▸ Pasaje seleccionado:
--------

La tarjeta azul es la sanción intermedia del hockey sobre patines, situada entre la simple amonestación verbal y la expulsión definitiva con tarjeta roja. Supone una exclusión temporal del jugador, dejando a su equipo en inferioridad numérica durante dos minutos de juego real.
¿Qué es la exclusión temporal?
Cuando el árbitro muestra la tarjeta azul, el jugador sancionado debe abandonar la pista de inmediato y sentarse en el banquillo de exclusión (o en la zona designada para ello). Su equipo pasa a jugar con tres jugadores de campo en lugar de cuatro, en una situación de clara desventaja que el equipo rival intentará aprovechar.
El reloj de la exclusión corre en tiempo de juego efectivo: si el árbitro para el partido por cualquier motivo, el contador también se detiene.
Situaciones que generan tarjeta azul
- Falta peligrosa sobre un rival, aunque sin intención clara de lesionar
- Obstrucción deliberada y repetida
- Empujar a un contrario contra la valla con fuerza excesiva
- Usar el stick de forma antideportiva (golpear, enganchar) sin extrema violencia
- Protestar al árbitro de forma inapropiada o reiterada
- Conducta antideportiva manifiesta
El efecto en el marcador: la liberación anticipada
Si el equipo contrario (el equipo con más jugadores) mete un gol mientras dura la exclusión, el jugador sancionado puede volver al campo antes de que se cumplan los 2 minutos. Esta norma hace que cada situación de inferioridad numérica sea crítica para ambos equipos: el equipo con más hombres quiere aprovecharla, y el equipo reducido debe defenderse con uñas y dientes.
Si el equipo sancionado marca durante la exclusión, el jugador no vuelve antes de tiempo: el cronómetro sigue corriendo.
Acumulación de sanciones
Un jugador que acumula dos tarjetas azules en el mismo partido está en serio riesgo de ser expulsado definitivamente. El árbitro tiene potestad para mostrar directamente la tarjeta roja si considera que la actitud del jugador es deliberadamente violenta o antideportiva, sin necesidad de pasar por la tarjeta azul.

--------

Transcribe sin cambios el tramo del texto sobre la tarjeta azul que va desde "Cuando el árbitro" hasta "rival intentará aprovechar.". Los registros no hacen falta para nada de lo que aquí se pide.

▸ Extractos de datos:
--------

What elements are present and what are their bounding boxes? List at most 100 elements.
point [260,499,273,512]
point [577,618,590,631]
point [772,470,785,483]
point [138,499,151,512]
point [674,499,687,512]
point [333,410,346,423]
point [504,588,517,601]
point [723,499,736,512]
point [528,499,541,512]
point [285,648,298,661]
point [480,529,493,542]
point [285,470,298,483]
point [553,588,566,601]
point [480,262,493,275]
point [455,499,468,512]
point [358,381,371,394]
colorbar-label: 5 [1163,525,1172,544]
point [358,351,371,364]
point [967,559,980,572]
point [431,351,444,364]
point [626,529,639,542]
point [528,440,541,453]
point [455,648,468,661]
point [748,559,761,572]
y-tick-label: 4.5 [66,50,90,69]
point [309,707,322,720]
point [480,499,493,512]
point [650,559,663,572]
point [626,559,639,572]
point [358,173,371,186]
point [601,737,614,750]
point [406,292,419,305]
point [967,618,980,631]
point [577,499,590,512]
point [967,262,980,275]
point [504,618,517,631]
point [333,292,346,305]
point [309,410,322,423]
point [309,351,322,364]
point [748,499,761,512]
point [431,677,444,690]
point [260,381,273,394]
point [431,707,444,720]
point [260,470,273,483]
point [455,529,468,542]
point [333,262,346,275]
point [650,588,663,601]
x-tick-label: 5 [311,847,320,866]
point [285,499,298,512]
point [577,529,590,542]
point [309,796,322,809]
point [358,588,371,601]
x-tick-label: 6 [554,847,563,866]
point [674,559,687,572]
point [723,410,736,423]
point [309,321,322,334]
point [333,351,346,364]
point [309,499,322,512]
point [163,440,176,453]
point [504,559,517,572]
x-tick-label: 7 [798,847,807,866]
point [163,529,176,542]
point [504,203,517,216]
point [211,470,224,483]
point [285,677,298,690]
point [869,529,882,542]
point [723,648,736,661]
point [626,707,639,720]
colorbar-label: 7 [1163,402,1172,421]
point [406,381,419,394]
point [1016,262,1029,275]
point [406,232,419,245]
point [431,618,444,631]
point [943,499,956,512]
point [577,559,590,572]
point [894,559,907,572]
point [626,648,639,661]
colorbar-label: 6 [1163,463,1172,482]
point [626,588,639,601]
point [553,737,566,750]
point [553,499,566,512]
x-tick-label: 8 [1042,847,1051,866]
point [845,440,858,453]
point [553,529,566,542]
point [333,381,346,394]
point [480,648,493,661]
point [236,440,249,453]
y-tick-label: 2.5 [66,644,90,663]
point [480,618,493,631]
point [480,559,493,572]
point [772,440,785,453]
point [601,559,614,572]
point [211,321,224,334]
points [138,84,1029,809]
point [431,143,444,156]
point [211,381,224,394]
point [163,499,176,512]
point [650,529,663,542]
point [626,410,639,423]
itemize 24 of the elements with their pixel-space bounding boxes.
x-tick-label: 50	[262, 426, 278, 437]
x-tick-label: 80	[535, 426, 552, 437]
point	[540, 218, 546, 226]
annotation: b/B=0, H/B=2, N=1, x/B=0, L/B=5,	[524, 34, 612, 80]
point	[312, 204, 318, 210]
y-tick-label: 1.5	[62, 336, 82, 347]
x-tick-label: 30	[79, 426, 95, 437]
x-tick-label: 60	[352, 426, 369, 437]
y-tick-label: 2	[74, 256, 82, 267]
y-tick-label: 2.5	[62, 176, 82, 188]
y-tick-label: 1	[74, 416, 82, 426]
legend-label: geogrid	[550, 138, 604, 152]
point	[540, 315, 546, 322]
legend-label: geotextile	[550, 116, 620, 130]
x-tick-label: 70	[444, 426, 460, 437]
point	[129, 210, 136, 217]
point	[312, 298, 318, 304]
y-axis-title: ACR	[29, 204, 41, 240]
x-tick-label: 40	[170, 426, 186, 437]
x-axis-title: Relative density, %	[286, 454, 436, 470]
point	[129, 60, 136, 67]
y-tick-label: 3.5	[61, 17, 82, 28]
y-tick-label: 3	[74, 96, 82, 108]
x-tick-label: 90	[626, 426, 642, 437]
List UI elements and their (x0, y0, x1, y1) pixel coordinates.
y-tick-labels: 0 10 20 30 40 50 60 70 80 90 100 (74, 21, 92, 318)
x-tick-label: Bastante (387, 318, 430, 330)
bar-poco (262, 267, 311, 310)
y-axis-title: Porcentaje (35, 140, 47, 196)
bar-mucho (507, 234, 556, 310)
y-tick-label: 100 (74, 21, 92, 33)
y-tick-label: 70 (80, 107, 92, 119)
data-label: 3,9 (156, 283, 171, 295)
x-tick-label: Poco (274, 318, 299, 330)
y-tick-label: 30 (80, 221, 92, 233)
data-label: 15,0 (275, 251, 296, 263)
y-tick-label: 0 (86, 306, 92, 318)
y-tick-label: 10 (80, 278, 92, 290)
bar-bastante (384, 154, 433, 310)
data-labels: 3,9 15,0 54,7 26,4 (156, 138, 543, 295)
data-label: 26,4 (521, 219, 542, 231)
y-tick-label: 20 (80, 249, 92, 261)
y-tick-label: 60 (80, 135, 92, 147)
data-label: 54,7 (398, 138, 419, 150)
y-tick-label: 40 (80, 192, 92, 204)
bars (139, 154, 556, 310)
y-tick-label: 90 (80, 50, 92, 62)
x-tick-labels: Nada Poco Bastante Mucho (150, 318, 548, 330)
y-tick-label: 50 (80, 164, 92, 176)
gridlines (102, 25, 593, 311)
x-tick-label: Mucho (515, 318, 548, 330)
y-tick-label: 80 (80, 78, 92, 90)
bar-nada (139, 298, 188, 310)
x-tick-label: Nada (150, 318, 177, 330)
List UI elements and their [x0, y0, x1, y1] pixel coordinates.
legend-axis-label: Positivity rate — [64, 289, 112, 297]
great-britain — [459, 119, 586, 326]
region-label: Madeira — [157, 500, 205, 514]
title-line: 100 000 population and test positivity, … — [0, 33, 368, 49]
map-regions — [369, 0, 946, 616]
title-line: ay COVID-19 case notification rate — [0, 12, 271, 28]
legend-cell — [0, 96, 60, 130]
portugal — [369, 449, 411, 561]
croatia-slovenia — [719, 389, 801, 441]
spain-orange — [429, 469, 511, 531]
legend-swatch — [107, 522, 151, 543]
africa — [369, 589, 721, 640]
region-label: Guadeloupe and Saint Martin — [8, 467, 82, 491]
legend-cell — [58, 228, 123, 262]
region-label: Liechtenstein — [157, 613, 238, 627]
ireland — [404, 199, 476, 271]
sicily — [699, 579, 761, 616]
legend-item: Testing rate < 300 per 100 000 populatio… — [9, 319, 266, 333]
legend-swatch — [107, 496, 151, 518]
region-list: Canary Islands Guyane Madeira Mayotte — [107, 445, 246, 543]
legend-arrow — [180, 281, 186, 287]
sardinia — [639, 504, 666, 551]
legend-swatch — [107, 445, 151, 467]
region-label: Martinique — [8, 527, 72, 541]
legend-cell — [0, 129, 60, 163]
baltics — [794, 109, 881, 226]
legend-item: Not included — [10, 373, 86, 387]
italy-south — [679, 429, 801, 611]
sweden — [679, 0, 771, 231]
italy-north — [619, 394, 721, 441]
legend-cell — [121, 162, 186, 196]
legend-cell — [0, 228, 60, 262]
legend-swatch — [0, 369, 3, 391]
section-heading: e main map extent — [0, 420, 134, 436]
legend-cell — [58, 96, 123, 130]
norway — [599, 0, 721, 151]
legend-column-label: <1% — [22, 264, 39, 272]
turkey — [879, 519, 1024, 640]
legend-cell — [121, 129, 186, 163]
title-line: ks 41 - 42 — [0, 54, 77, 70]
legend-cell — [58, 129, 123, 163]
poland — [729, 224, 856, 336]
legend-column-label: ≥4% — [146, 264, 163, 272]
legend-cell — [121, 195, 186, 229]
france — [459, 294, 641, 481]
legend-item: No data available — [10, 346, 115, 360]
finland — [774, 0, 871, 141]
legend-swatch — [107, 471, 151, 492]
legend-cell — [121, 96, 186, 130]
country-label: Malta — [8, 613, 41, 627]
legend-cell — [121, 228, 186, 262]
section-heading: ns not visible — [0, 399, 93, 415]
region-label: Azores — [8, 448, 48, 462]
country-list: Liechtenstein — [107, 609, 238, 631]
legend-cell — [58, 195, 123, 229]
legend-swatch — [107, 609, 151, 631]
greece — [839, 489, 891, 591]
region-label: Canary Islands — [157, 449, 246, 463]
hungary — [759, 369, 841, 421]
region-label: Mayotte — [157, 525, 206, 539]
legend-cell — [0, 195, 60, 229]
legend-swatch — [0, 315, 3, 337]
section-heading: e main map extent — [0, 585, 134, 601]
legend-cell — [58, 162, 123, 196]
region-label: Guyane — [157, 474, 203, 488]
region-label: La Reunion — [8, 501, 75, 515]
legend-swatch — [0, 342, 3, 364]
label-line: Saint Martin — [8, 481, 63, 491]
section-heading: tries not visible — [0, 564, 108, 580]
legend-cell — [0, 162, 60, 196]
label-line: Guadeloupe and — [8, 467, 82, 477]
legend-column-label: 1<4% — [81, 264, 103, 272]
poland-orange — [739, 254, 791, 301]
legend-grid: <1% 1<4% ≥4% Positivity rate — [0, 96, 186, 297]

--------

▸ Respuesta:
Cuando el árbitro muestra la tarjeta azul, el jugador sancionado debe abandonar la pista de inmediato y sentarse en el banquillo de exclusión (o en la zona designada para ello). Su equipo pasa a jugar con tres jugadores de campo en lugar de cuatro, en una situación de clara desventaja que el equipo rival intentará aprovechar.